___ 本文

このところ、非常に多くの人々の関心を集めているのが、ユーザ空間の入出力ドライバのコアで、ある種のハードウェアを操作するコードをユーザ空間の各種ドライバに書けるようにするものです。

このUIOコアは現在動作していて、-mmリリースに含まれています。LKMLに最後にパッチが投稿されたときから書き直しが行われているため、かなりシンプルなコアになっています。また、必要な文書がすべて含まれているほか、ドライバのサンプルと、それらのドライバをテストするユーザ空間のプログラムのサンプルが2点ずつ用意されています。

しかし、このコアをカーネルツリーに入れるには、それを利用する「本物の」ドライバの開発が必要になります。したがって、このコアのカーネルツリーへのマージを求める誰もにとって、今こそが一歩踏み出してこうしたドライバインタフェースを必要とするハードウェア用にパッチを投稿するタイミングです。

そうしたドライバが登場しなければ、このインタフェースがカーネルツリーに受け入れられるチャンスは極めて小さくなるでしょう。

これ以降、この論争はバイナリblob対GPLという、より大きな問題に発展してしまった。その後、LKMLで起こった議論には、1年後には一切のバイナリblobの存在を許さない旨の通達を出すことによって、そうしたバイナリをカーネルからすべて除去しようという提案が含まれていた。1年あれば、バイナリblobの開発者もGPLに従うデバイスドライバを開発できるだろうという考えだ。そうしたblobの例が、クローズドソースのドライバとしてよく知られているNvidiaドライバである。これはNvidiaの3Dグラフィックカードの機能を最大限にLinuxユーザに提供するものだ。

Alan Cox氏が議論において述べたように、Torvalds氏の判断がすべてではない。Torvalds氏の意見にはおそらく他の誰よりも重みがあるだろうが、その内容はまたしてもFSFの考えとはかけ離れたものになっている。Torvalds氏は、次のような文面を書き、自分自身のカーネルツリーではなく、まずは主要な商用ディストリビューションを擁する企業独自のカーネルツリーにそうした変更を加えるよう、要求したのだ。

2006年12月13日 水曜日、GregKHさんは書きました: >

> Linuxカーネルへの非GPLドライバの組み込みはカーネルのライセンス
> および著作権に違反する、と感じているカーネル開発者は膨大な数に
> のぼります。そのため、GPLに準拠していないモジュールの問題に取り
> 組む者全員に1年の猶予を伝える通知が与えられたのです。

______
___ 提供資料

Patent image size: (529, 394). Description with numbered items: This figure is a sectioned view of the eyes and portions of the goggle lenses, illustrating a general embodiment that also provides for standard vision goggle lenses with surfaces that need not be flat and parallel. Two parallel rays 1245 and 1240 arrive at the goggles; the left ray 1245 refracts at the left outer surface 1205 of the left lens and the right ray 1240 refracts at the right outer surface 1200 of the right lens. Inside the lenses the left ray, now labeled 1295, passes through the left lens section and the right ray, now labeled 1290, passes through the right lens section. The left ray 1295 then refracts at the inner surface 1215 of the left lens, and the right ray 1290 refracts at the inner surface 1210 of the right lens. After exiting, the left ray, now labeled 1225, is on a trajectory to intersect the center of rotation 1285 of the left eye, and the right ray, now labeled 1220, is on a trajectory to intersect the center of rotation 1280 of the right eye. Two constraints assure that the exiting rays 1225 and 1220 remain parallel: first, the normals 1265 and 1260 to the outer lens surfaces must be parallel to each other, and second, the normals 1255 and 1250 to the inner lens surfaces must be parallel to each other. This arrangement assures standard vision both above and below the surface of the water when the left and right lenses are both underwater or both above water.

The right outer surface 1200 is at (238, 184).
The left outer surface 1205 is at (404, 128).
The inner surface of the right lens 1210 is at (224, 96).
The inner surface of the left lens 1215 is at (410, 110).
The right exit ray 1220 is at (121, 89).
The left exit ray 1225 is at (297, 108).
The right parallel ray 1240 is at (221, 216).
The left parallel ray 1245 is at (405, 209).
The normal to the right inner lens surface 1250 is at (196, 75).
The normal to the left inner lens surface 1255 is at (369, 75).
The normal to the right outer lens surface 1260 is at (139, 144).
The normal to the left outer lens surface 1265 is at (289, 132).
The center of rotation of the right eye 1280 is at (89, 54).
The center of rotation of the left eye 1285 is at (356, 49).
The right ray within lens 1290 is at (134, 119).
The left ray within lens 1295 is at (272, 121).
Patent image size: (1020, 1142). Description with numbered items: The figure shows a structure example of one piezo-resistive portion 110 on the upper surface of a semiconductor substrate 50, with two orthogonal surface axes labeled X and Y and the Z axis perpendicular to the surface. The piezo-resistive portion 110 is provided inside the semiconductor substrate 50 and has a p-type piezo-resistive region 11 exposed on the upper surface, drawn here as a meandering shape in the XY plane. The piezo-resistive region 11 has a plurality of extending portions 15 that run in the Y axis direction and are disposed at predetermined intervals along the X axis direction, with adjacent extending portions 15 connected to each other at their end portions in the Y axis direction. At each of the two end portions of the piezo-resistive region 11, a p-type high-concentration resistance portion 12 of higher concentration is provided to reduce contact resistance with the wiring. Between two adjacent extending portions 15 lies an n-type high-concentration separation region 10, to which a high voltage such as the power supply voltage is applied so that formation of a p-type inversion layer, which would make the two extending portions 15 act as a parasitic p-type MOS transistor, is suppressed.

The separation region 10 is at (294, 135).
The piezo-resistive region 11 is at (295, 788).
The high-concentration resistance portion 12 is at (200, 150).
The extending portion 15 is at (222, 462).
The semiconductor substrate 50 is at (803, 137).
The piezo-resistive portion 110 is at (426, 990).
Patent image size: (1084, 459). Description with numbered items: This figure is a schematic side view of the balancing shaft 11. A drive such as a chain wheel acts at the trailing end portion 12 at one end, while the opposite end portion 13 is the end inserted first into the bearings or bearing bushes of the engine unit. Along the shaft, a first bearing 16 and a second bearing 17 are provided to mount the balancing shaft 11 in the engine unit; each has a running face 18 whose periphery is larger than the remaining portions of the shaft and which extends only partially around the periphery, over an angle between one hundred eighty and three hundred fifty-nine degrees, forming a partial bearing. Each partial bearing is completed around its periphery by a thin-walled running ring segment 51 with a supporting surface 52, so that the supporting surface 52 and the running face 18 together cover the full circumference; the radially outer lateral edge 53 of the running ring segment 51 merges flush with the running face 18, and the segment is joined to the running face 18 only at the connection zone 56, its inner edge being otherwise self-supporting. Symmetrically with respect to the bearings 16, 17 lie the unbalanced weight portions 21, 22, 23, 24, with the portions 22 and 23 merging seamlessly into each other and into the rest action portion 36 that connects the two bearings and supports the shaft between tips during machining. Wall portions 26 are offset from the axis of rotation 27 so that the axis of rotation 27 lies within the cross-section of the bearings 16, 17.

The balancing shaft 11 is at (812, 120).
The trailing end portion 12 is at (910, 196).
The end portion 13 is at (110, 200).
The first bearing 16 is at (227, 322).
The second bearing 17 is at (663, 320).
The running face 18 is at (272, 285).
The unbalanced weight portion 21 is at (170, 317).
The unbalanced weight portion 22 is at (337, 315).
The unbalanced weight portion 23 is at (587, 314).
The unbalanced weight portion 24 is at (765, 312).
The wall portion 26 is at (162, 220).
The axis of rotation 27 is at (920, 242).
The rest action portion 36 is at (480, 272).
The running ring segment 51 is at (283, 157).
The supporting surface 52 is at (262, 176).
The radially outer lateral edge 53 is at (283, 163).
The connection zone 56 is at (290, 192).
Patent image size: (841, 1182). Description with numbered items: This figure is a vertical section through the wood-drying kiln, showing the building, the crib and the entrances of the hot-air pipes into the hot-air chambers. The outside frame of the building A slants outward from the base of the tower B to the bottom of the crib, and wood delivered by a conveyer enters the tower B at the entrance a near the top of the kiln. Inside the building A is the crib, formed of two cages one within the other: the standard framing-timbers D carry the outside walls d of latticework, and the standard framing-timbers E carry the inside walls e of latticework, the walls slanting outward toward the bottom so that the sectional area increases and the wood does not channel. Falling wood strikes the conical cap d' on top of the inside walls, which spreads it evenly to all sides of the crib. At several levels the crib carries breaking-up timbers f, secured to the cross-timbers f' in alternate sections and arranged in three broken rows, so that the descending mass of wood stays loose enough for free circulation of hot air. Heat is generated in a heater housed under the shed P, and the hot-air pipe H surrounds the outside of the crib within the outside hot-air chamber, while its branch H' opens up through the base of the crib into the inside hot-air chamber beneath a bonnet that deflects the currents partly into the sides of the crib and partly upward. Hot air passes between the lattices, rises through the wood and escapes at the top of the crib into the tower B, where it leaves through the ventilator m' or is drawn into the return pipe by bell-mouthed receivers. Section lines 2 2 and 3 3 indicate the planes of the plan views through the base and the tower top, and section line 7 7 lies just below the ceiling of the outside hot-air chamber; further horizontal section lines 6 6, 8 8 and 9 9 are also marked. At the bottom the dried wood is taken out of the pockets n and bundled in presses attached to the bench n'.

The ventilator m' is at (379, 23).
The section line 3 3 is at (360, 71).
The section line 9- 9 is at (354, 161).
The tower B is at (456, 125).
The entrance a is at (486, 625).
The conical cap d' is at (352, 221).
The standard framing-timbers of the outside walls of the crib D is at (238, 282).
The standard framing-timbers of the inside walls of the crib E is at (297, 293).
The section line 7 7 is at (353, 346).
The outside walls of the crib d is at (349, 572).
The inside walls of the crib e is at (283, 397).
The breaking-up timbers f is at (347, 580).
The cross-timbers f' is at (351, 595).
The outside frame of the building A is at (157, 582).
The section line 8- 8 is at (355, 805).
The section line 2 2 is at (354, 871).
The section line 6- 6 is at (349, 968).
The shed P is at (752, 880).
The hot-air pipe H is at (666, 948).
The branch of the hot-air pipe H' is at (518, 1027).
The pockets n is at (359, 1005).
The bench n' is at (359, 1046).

______

本文から、「このUIOコアは現在動作して」で始まり「は極めて小さくなるでしょう。」まで続く部分を、一字も変えずに抽出してください。

このUIOコアは現在動作していて、-mmリリースに含まれています。LKMLに最後にパッチが投稿されたときから書き直しが行われているため、かなりシンプルなコアになっています。また、必要な文書がすべて含まれているほか、ドライバのサンプルと、それらのドライバをテストするユーザ空間のプログラムのサンプルが2点ずつ用意されています。

しかし、このコアをカーネルツリーに入れるには、それを利用する「本物の」ドライバの開発が必要になります。したがって、このコアのカーネルツリーへのマージを求める誰もにとって、今こそが一歩踏み出してこうしたドライバインタフェースを必要とするハードウェア用にパッチを投稿するタイミングです。

そうしたドライバが登場しなければ、このインタフェースがカーネルツリーに受け入れられるチャンスは極めて小さくなるでしょう。